▶ THE REQUEST
Could you write out the records below exactly as they appear?

▶ Dataset excerpts
• • • • • • •

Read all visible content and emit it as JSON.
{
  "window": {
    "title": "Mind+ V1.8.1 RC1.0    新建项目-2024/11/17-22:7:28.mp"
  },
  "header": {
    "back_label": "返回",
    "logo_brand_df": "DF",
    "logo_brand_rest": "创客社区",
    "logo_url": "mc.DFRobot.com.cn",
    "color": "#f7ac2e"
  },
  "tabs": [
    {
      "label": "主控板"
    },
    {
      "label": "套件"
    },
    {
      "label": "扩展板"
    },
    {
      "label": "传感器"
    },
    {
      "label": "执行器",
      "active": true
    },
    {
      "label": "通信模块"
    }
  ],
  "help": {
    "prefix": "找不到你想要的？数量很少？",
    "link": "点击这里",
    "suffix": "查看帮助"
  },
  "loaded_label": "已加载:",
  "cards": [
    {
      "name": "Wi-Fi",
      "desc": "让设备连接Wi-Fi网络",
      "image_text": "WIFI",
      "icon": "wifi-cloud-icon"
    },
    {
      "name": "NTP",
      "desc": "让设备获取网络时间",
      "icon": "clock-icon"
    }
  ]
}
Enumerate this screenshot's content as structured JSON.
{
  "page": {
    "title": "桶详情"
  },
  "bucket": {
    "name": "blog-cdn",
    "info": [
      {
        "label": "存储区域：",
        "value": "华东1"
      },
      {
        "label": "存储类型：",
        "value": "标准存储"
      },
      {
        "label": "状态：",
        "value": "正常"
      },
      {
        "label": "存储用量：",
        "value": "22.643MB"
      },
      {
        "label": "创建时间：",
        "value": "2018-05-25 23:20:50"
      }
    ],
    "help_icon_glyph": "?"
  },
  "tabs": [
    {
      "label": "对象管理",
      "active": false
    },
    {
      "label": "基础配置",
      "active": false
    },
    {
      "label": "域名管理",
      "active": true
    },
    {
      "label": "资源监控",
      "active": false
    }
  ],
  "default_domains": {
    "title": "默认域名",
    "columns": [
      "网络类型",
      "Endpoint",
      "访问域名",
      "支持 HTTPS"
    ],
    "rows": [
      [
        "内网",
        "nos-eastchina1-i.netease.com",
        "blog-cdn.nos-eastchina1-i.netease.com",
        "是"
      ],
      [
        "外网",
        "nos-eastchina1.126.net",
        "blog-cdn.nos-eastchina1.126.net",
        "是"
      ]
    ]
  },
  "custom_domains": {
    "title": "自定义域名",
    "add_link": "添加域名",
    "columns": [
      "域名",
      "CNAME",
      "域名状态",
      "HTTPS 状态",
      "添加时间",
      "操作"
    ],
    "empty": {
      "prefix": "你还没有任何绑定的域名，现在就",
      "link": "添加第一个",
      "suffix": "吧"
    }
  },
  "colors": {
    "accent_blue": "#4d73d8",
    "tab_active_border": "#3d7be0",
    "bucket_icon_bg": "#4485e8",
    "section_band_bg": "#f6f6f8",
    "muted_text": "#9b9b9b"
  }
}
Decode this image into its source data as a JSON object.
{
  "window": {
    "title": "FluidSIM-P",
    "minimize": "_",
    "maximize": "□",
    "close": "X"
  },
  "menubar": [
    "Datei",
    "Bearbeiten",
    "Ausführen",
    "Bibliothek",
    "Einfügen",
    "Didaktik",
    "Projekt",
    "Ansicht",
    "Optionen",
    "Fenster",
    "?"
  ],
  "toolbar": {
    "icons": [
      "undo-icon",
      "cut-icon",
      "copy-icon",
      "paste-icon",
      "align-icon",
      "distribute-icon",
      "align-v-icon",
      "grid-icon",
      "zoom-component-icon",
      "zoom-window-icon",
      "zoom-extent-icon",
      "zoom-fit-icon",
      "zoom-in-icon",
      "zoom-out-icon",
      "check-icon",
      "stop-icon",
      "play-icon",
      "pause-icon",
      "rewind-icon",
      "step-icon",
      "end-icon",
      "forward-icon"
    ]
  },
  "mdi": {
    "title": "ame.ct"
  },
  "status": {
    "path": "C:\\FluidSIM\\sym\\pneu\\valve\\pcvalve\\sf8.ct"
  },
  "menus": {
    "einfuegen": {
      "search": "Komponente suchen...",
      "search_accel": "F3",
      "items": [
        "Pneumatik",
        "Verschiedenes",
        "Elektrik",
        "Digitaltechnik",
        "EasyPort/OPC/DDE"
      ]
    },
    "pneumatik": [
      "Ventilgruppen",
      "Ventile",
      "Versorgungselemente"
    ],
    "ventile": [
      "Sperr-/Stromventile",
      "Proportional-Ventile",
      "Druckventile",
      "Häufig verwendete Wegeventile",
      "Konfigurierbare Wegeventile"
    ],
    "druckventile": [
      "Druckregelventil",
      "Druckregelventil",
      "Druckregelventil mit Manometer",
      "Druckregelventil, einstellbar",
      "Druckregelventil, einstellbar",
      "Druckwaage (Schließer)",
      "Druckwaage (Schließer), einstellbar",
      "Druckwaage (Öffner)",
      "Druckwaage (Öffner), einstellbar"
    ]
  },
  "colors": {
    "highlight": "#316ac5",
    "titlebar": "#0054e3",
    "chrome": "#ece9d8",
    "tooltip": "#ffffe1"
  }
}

• • • • • • •

▶ TASK OUTPUT
Read all visible content and emit it as JSON.
{
  "window": {
    "title": "Mind+ V1.8.1 RC1.0    新建项目-2024/11/17-22:7:28.mp"
  },
  "header": {
    "back_label": "返回",
    "logo_brand_df": "DF",
    "logo_brand_rest": "创客社区",
    "logo_url": "mc.DFRobot.com.cn",
    "color": "#f7ac2e"
  },
  "tabs": [
    {
      "label": "主控板"
    },
    {
      "label": "套件"
    },
    {
      "label": "扩展板"
    },
    {
      "label": "传感器"
    },
    {
      "label": "执行器",
      "active": true
    },
    {
      "label": "通信模块"
    }
  ],
  "help": {
    "prefix": "找不到你想要的？数量很少？",
    "link": "点击这里",
    "suffix": "查看帮助"
  },
  "loaded_label": "已加载:",
  "cards": [
    {
      "name": "Wi-Fi",
      "desc": "让设备连接Wi-Fi网络",
      "image_text": "WIFI",
      "icon": "wifi-cloud-icon"
    },
    {
      "name": "NTP",
      "desc": "让设备获取网络时间",
      "icon": "clock-icon"
    }
  ]
}
Enumerate this screenshot's content as structured JSON.
{
  "page": {
    "title": "桶详情"
  },
  "bucket": {
    "name": "blog-cdn",
    "info": [
      {
        "label": "存储区域：",
        "value": "华东1"
      },
      {
        "label": "存储类型：",
        "value": "标准存储"
      },
      {
        "label": "状态：",
        "value": "正常"
      },
      {
        "label": "存储用量：",
        "value": "22.643MB"
      },
      {
        "label": "创建时间：",
        "value": "2018-05-25 23:20:50"
      }
    ],
    "help_icon_glyph": "?"
  },
  "tabs": [
    {
      "label": "对象管理",
      "active": false
    },
    {
      "label": "基础配置",
      "active": false
    },
    {
      "label": "域名管理",
      "active": true
    },
    {
      "label": "资源监控",
      "active": false
    }
  ],
  "default_domains": {
    "title": "默认域名",
    "columns": [
      "网络类型",
      "Endpoint",
      "访问域名",
      "支持 HTTPS"
    ],
    "rows": [
      [
        "内网",
        "nos-eastchina1-i.netease.com",
        "blog-cdn.nos-eastchina1-i.netease.com",
        "是"
      ],
      [
        "外网",
        "nos-eastchina1.126.net",
        "blog-cdn.nos-eastchina1.126.net",
        "是"
      ]
    ]
  },
  "custom_domains": {
    "title": "自定义域名",
    "add_link": "添加域名",
    "columns": [
      "域名",
      "CNAME",
      "域名状态",
      "HTTPS 状态",
      "添加时间",
      "操作"
    ],
    "empty": {
      "prefix": "你还没有任何绑定的域名，现在就",
      "link": "添加第一个",
      "suffix": "吧"
    }
  },
  "colors": {
    "accent_blue": "#4d73d8",
    "tab_active_border": "#3d7be0",
    "bucket_icon_bg": "#4485e8",
    "section_band_bg": "#f6f6f8",
    "muted_text": "#9b9b9b"
  }
}
Decode this image into its source data as a JSON object.
{
  "window": {
    "title": "FluidSIM-P",
    "minimize": "_",
    "maximize": "□",
    "close": "X"
  },
  "menubar": [
    "Datei",
    "Bearbeiten",
    "Ausführen",
    "Bibliothek",
    "Einfügen",
    "Didaktik",
    "Projekt",
    "Ansicht",
    "Optionen",
    "Fenster",
    "?"
  ],
  "toolbar": {
    "icons": [
      "undo-icon",
      "cut-icon",
      "copy-icon",
      "paste-icon",
      "align-icon",
      "distribute-icon",
      "align-v-icon",
      "grid-icon",
      "zoom-component-icon",
      "zoom-window-icon",
      "zoom-extent-icon",
      "zoom-fit-icon",
      "zoom-in-icon",
      "zoom-out-icon",
      "check-icon",
      "stop-icon",
      "play-icon",
      "pause-icon",
      "rewind-icon",
      "step-icon",
      "end-icon",
      "forward-icon"
    ]
  },
  "mdi": {
    "title": "ame.ct"
  },
  "status": {
    "path": "C:\\FluidSIM\\sym\\pneu\\valve\\pcvalve\\sf8.ct"
  },
  "menus": {
    "einfuegen": {
      "search": "Komponente suchen...",
      "search_accel": "F3",
      "items": [
        "Pneumatik",
        "Verschiedenes",
        "Elektrik",
        "Digitaltechnik",
        "EasyPort/OPC/DDE"
      ]
    },
    "pneumatik": [
      "Ventilgruppen",
      "Ventile",
      "Versorgungselemente"
    ],
    "ventile": [
      "Sperr-/Stromventile",
      "Proportional-Ventile",
      "Druckventile",
      "Häufig verwendete Wegeventile",
      "Konfigurierbare Wegeventile"
    ],
    "druckventile": [
      "Druckregelventil",
      "Druckregelventil",
      "Druckregelventil mit Manometer",
      "Druckregelventil, einstellbar",
      "Druckregelventil, einstellbar",
      "Druckwaage (Schließer)",
      "Druckwaage (Schließer), einstellbar",
      "Druckwaage (Öffner)",
      "Druckwaage (Öffner), einstellbar"
    ]
  },
  "colors": {
    "highlight": "#316ac5",
    "titlebar": "#0054e3",
    "chrome": "#ece9d8",
    "tooltip": "#ffffe1"
  }
}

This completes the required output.